• **What you are asked to do**
Output every entry exactly as given.

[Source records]
** Begin **

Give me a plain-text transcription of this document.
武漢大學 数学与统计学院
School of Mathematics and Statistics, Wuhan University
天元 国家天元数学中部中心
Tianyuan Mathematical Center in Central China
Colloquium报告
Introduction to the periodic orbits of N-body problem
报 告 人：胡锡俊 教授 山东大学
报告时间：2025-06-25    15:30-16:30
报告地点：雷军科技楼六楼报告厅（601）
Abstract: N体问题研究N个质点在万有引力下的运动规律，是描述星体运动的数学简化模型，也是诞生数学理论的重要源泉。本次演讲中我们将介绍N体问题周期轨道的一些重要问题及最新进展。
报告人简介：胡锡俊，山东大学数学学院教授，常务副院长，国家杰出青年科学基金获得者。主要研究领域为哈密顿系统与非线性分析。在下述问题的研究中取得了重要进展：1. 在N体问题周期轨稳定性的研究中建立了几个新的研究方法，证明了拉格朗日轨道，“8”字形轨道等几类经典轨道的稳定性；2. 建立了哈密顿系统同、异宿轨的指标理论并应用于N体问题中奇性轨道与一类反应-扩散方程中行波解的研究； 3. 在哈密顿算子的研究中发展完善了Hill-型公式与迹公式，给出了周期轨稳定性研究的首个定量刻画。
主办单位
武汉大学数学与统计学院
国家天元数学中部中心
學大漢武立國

** End **

• **Response**
Give me a plain-text transcription of this document.
武漢大學 数学与统计学院
School of Mathematics and Statistics, Wuhan University
天元 国家天元数学中部中心
Tianyuan Mathematical Center in Central China
Colloquium报告
Introduction to the periodic orbits of N-body problem
报 告 人：胡锡俊 教授 山东大学
报告时间：2025-06-25    15:30-16:30
报告地点：雷军科技楼六楼报告厅（601）
Abstract: N体问题研究N个质点在万有引力下的运动规律，是描述星体运动的数学简化模型，也是诞生数学理论的重要源泉。本次演讲中我们将介绍N体问题周期轨道的一些重要问题及最新进展。
报告人简介：胡锡俊，山东大学数学学院教授，常务副院长，国家杰出青年科学基金获得者。主要研究领域为哈密顿系统与非线性分析。在下述问题的研究中取得了重要进展：1. 在N体问题周期轨稳定性的研究中建立了几个新的研究方法，证明了拉格朗日轨道，“8”字形轨道等几类经典轨道的稳定性；2. 建立了哈密顿系统同、异宿轨的指标理论并应用于N体问题中奇性轨道与一类反应-扩散方程中行波解的研究； 3. 在哈密顿算子的研究中发展完善了Hill-型公式与迹公式，给出了周期轨稳定性研究的首个定量刻画。
主办单位
武汉大学数学与统计学院
国家天元数学中部中心
學大漢武立國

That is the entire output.